◆ **Element and region listing data**
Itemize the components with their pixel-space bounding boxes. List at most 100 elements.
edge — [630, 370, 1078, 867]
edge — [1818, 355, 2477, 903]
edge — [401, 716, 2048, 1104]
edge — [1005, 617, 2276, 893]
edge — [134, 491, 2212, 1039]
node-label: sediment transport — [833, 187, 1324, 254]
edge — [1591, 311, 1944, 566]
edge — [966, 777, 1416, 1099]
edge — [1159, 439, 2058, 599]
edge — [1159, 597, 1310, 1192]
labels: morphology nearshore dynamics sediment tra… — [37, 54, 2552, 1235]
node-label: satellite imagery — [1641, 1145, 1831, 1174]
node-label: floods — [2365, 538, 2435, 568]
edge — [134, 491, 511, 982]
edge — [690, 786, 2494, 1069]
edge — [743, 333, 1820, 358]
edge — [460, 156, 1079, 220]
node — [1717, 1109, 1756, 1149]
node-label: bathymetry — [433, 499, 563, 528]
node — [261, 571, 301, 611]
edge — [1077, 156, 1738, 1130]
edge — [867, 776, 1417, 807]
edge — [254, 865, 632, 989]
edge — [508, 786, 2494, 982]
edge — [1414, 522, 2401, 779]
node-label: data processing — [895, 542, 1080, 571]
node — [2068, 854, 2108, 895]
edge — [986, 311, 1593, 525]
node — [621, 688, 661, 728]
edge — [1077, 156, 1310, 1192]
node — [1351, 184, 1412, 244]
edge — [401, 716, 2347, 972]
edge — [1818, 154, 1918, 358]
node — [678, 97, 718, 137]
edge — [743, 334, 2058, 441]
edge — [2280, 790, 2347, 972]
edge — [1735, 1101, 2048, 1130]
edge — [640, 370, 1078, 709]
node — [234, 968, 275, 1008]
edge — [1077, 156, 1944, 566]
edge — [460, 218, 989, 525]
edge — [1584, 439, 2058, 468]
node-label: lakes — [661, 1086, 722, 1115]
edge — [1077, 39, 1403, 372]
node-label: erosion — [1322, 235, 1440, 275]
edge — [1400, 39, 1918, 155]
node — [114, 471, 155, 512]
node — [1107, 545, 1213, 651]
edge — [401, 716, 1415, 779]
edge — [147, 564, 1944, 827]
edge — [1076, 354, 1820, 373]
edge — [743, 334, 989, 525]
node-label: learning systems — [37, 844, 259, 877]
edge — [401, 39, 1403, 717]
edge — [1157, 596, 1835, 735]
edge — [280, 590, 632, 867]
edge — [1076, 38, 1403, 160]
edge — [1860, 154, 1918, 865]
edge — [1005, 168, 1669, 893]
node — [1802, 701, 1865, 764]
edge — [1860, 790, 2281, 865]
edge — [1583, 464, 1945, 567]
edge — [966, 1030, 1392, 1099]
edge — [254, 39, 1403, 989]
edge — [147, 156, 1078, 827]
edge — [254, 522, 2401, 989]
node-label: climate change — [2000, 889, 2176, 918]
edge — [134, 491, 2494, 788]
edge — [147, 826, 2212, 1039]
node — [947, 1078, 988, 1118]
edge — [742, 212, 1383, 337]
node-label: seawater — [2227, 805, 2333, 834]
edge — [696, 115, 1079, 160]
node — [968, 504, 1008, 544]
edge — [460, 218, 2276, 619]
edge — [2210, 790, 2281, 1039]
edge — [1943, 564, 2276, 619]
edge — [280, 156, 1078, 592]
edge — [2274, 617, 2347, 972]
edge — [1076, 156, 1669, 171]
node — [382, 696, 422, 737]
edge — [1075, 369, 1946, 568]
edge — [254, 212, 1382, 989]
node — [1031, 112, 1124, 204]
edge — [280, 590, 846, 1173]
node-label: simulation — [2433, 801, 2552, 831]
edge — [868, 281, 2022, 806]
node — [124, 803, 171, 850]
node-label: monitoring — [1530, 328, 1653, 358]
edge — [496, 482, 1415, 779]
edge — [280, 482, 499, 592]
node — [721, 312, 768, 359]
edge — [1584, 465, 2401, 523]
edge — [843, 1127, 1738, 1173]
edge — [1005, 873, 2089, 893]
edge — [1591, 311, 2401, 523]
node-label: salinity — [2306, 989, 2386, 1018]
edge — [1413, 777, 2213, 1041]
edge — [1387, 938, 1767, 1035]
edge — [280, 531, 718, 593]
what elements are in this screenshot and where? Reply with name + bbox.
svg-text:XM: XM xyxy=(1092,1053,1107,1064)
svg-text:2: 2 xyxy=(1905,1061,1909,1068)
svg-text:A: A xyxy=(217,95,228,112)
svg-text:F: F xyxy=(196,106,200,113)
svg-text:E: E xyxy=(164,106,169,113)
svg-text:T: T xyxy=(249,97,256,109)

◆ **EXERCISE TASK**
Copy all of the data above line for line, without changing anything.

◆ **RESPONSE TO THIS EXERCISE**
Itemize the components with their pixel-space bounding boxes. List at most 100 elements.
edge — [630, 370, 1078, 867]
edge — [1818, 355, 2477, 903]
edge — [401, 716, 2048, 1104]
edge — [1005, 617, 2276, 893]
edge — [134, 491, 2212, 1039]
node-label: sediment transport — [833, 187, 1324, 254]
edge — [1591, 311, 1944, 566]
edge — [966, 777, 1416, 1099]
edge — [1159, 439, 2058, 599]
edge — [1159, 597, 1310, 1192]
labels: morphology nearshore dynamics sediment tra… — [37, 54, 2552, 1235]
node-label: satellite imagery — [1641, 1145, 1831, 1174]
node-label: floods — [2365, 538, 2435, 568]
edge — [134, 491, 511, 982]
edge — [690, 786, 2494, 1069]
edge — [743, 333, 1820, 358]
edge — [460, 156, 1079, 220]
node — [1717, 1109, 1756, 1149]
node-label: bathymetry — [433, 499, 563, 528]
node — [261, 571, 301, 611]
edge — [1077, 156, 1738, 1130]
edge — [867, 776, 1417, 807]
edge — [254, 865, 632, 989]
edge — [508, 786, 2494, 982]
edge — [1414, 522, 2401, 779]
node-label: data processing — [895, 542, 1080, 571]
node — [2068, 854, 2108, 895]
edge — [986, 311, 1593, 525]
node — [621, 688, 661, 728]
edge — [1077, 156, 1310, 1192]
node — [1351, 184, 1412, 244]
edge — [401, 716, 2347, 972]
edge — [1818, 154, 1918, 358]
node — [678, 97, 718, 137]
edge — [743, 334, 2058, 441]
edge — [2280, 790, 2347, 972]
edge — [1735, 1101, 2048, 1130]
edge — [640, 370, 1078, 709]
node — [234, 968, 275, 1008]
edge — [1077, 156, 1944, 566]
edge — [460, 218, 989, 525]
edge — [1584, 439, 2058, 468]
node-label: lakes — [661, 1086, 722, 1115]
edge — [1077, 39, 1403, 372]
node-label: erosion — [1322, 235, 1440, 275]
edge — [1400, 39, 1918, 155]
node — [114, 471, 155, 512]
node — [1107, 545, 1213, 651]
edge — [401, 716, 1415, 779]
edge — [147, 564, 1944, 827]
edge — [1076, 354, 1820, 373]
edge — [743, 334, 989, 525]
node-label: learning systems — [37, 844, 259, 877]
edge — [401, 39, 1403, 717]
edge — [1157, 596, 1835, 735]
edge — [280, 590, 632, 867]
edge — [1076, 38, 1403, 160]
edge — [1860, 154, 1918, 865]
edge — [1005, 168, 1669, 893]
node — [1802, 701, 1865, 764]
edge — [1860, 790, 2281, 865]
edge — [1583, 464, 1945, 567]
edge — [966, 1030, 1392, 1099]
edge — [254, 39, 1403, 989]
edge — [147, 156, 1078, 827]
edge — [254, 522, 2401, 989]
node-label: climate change — [2000, 889, 2176, 918]
edge — [134, 491, 2494, 788]
edge — [147, 826, 2212, 1039]
node — [947, 1078, 988, 1118]
edge — [742, 212, 1383, 337]
node-label: seawater — [2227, 805, 2333, 834]
edge — [696, 115, 1079, 160]
node — [968, 504, 1008, 544]
edge — [460, 218, 2276, 619]
edge — [2210, 790, 2281, 1039]
edge — [1943, 564, 2276, 619]
edge — [280, 156, 1078, 592]
edge — [2274, 617, 2347, 972]
edge — [1076, 156, 1669, 171]
node — [382, 696, 422, 737]
edge — [1075, 369, 1946, 568]
edge — [254, 212, 1382, 989]
node — [1031, 112, 1124, 204]
edge — [280, 590, 846, 1173]
node-label: simulation — [2433, 801, 2552, 831]
edge — [868, 281, 2022, 806]
node — [124, 803, 171, 850]
node-label: monitoring — [1530, 328, 1653, 358]
edge — [496, 482, 1415, 779]
edge — [280, 482, 499, 592]
node — [721, 312, 768, 359]
edge — [1584, 465, 2401, 523]
edge — [843, 1127, 1738, 1173]
edge — [1005, 873, 2089, 893]
edge — [1591, 311, 2401, 523]
node-label: salinity — [2306, 989, 2386, 1018]
edge — [1413, 777, 2213, 1041]
edge — [1387, 938, 1767, 1035]
edge — [280, 531, 718, 593]
what elements are in this screenshot and where? Reply with name + bbox.
svg-text:XM: XM xyxy=(1092,1053,1107,1064)
svg-text:2: 2 xyxy=(1905,1061,1909,1068)
svg-text:A: A xyxy=(217,95,228,112)
svg-text:F: F xyxy=(196,106,200,113)
svg-text:E: E xyxy=(164,106,169,113)
svg-text:T: T xyxy=(249,97,256,109)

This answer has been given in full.